Given information:
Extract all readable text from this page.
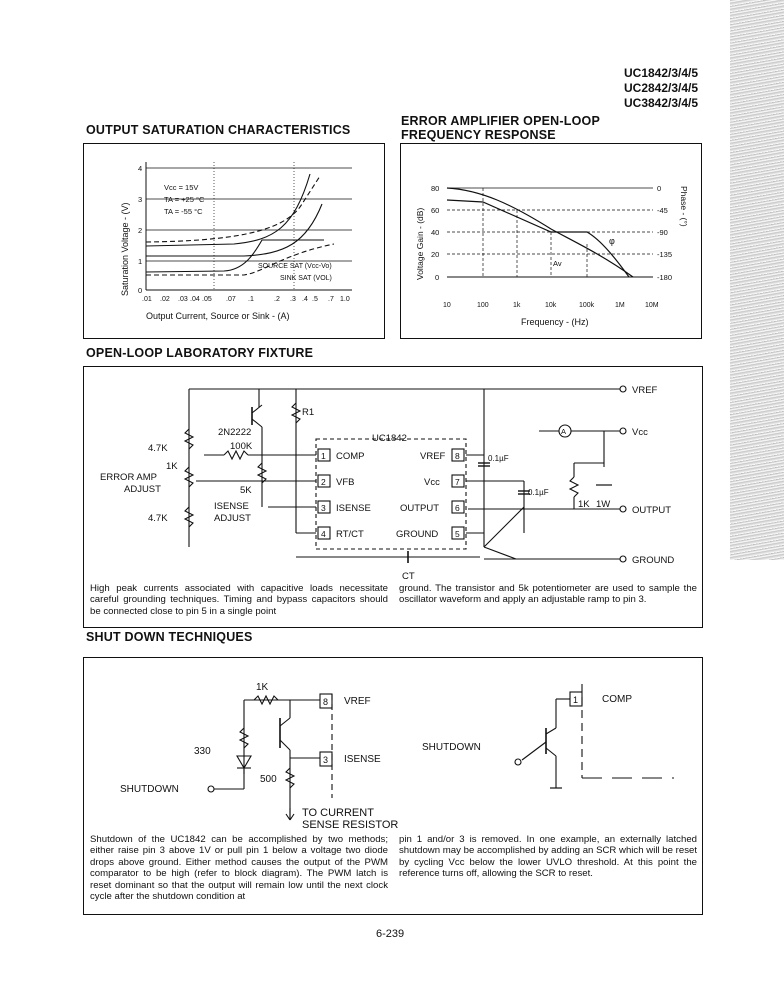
UC1842/3/4/5
UC2842/3/4/5
UC3842/3/4/5
OUTPUT SATURATION CHARACTERISTICS
ERROR AMPLIFIER OPEN-LOOP
FREQUENCY RESPONSE
4
3
2
1
0
.01 .02 .03 .04 .05 .07 .1	.2 .3 .4 .5 .7 1.0
Output Current, Source or Sink - (A)
Saturation Voltage - (V)
Vcc = 15V
TA = +25 °C
TA = -55 °C
SOURCE SAT (Vcc-Vo)
SINK SAT (VOL)
80
60
40
20
0
0
-45
-90
-135
-180
10	100	1k	10k	100k	1M	10M
Frequency - (Hz)
Voltage Gain - (dB)
Phase - (°)
Av
φ
OPEN-LOOP LABORATORY FIXTURE
VREF
Vcc
OUTPUT
GROUND
A
UC1842
2N2222
R1
4.7K
1K
ERROR AMP
ADJUST
4.7K
100K
5K
ISENSE
ADJUST
1
2
3
4
8
7
6
5
COMP
VFB
ISENSE
RT/CT
VREF
Vcc
OUTPUT
GROUND
0.1µF
0.1µF
CT
1K 1W
High peak currents associated with capacitive loads necessitate careful grounding techniques. Timing and bypass capacitors should be connected close to pin 5 in a single point
ground. The transistor and 5k potentiometer are used to sample the oscillator waveform and apply an adjustable ramp to pin 3.
SHUT DOWN TECHNIQUES
1K
8 VREF
330
3 ISENSE
500
SHUTDOWN
TO CURRENT
SENSE RESISTOR
SHUTDOWN
1 COMP
Shutdown of the UC1842 can be accomplished by two methods; either raise pin 3 above 1V or pull pin 1 below a voltage two diode drops above ground. Either method causes the output of the PWM comparator to be high (refer to block diagram). The PWM latch is reset dominant so that the output will remain low until the next clock cycle after the shutdown condition at
pin 1 and/or 3 is removed. In one example, an externally latched shutdown may be accomplished by adding an SCR which will be reset by cycling Vcc below the lower UVLO threshold. At this point the reference turns off, allowing the SCR to reset.
6-239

What you need to do:
Using the listing above, gather each line that holds the string "this" and copy it.

The reply:
Extract all readable text from this page.
pin 1 and/or 3 is removed. In one example, an externally latched shutdown may be accomplished by adding an SCR which will be reset by cycling Vcc below the lower UVLO threshold. At this point the reference turns off, allowing the SCR to reset.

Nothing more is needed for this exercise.